● **STATED EXERCISE**: Present every line in which the string "decide" appears.

● **THE DATA**:
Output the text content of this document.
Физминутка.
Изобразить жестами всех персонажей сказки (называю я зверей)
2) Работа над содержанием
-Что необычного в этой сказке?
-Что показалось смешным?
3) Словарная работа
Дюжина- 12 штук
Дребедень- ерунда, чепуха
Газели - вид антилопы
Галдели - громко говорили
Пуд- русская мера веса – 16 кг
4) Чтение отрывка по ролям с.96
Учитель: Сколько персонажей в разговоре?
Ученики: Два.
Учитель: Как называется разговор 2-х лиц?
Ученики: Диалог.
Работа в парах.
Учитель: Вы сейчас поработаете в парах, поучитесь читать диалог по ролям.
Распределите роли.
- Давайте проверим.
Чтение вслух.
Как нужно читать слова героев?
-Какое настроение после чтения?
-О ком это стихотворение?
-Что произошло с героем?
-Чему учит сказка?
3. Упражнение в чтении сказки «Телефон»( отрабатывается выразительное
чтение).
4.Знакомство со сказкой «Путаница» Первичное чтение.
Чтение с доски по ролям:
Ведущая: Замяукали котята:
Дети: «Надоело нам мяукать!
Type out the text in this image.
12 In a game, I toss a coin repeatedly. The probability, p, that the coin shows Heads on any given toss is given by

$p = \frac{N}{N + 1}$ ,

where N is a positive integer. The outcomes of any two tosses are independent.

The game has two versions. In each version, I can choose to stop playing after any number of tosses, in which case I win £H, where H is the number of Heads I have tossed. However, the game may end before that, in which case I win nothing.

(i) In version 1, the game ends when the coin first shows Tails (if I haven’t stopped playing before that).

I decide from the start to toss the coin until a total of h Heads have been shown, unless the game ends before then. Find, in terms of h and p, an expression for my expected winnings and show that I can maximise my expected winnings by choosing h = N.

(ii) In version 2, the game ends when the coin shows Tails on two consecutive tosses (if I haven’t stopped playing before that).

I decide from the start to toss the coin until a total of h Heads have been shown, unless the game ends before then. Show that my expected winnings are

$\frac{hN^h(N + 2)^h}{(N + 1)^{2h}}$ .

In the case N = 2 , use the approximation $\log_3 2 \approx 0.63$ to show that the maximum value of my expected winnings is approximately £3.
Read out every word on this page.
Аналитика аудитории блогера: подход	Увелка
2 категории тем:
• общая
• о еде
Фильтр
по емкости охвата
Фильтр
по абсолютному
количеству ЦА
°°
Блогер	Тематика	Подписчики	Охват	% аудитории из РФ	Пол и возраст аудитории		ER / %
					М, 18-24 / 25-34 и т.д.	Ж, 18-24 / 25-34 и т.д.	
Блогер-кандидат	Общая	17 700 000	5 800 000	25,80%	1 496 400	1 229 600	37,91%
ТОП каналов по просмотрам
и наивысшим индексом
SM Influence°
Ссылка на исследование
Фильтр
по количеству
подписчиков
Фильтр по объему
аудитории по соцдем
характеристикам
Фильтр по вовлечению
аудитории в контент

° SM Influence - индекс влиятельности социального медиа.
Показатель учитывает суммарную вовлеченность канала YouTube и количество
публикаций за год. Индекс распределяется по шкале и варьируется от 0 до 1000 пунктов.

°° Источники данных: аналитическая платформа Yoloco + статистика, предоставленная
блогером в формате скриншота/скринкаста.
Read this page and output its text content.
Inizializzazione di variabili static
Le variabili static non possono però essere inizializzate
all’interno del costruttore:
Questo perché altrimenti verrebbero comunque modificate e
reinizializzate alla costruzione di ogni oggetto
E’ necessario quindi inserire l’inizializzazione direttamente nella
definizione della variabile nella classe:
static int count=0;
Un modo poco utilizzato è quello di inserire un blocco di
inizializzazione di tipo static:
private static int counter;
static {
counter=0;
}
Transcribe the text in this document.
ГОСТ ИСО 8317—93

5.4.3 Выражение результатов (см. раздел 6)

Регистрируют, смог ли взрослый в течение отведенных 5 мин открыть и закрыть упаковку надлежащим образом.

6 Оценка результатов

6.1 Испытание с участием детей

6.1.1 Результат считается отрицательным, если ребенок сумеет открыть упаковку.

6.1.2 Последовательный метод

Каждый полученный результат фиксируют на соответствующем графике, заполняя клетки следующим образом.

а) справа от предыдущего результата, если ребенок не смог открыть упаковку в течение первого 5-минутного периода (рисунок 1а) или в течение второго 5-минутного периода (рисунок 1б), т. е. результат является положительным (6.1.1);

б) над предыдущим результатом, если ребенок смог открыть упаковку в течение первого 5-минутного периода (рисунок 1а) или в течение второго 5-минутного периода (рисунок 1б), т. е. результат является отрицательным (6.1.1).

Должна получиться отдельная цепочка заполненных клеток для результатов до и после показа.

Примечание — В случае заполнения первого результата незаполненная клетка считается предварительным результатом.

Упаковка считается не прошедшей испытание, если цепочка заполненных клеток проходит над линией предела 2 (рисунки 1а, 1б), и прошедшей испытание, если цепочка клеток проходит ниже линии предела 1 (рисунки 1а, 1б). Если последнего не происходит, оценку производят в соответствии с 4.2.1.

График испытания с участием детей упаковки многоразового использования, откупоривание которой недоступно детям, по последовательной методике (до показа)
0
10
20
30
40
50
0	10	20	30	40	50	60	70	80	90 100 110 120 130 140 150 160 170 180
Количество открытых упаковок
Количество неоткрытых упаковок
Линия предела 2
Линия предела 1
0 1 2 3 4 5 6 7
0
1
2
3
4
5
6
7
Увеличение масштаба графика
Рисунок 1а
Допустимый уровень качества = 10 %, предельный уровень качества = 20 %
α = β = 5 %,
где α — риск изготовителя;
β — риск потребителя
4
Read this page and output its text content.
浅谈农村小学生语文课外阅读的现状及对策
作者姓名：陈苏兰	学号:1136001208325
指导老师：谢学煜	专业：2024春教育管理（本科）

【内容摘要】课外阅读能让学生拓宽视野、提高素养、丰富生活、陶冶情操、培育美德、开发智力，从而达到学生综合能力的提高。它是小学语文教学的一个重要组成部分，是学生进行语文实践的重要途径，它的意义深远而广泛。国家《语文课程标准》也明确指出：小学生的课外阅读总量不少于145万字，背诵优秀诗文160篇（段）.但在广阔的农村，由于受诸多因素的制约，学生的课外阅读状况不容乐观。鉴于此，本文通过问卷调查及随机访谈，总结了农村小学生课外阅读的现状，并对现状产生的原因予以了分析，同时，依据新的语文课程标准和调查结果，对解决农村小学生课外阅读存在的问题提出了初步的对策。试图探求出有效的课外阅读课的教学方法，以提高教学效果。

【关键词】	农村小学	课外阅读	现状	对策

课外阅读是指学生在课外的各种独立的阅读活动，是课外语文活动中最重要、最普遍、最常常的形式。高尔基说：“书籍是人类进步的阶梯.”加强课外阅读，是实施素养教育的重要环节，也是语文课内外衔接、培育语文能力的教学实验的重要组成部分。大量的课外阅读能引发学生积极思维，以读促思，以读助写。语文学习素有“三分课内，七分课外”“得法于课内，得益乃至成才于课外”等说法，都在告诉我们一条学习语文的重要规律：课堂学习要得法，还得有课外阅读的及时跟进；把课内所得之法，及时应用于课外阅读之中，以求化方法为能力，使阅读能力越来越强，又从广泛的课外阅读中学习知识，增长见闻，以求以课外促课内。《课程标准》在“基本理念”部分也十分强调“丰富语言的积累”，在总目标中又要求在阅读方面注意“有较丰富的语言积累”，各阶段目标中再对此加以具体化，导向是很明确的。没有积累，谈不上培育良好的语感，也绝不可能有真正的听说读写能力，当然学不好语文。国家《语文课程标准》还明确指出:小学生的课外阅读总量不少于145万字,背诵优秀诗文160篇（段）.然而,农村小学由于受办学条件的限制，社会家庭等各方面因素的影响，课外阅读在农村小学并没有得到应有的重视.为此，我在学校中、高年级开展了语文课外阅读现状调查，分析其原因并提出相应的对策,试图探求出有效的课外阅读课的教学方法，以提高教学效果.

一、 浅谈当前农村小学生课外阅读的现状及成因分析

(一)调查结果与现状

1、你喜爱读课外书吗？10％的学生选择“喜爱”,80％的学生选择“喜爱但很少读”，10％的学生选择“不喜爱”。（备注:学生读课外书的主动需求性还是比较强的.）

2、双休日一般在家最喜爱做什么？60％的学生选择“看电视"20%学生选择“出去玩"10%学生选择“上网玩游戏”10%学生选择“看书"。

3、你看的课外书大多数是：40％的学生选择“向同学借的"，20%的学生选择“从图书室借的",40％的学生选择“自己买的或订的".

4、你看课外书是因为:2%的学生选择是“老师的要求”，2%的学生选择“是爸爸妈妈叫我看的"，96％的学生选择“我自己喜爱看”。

● **SOLUTION FOR THIS PROBLEM**:
I decide from the start to toss the coin until a total of h Heads have been shown, unless the game ends before then. Find, in terms of h and p, an expression for my expected winnings and show that I can maximise my expected winnings by choosing h = N.
I decide from the start to toss the coin until a total of h Heads have been shown, unless the game ends before then. Show that my expected winnings are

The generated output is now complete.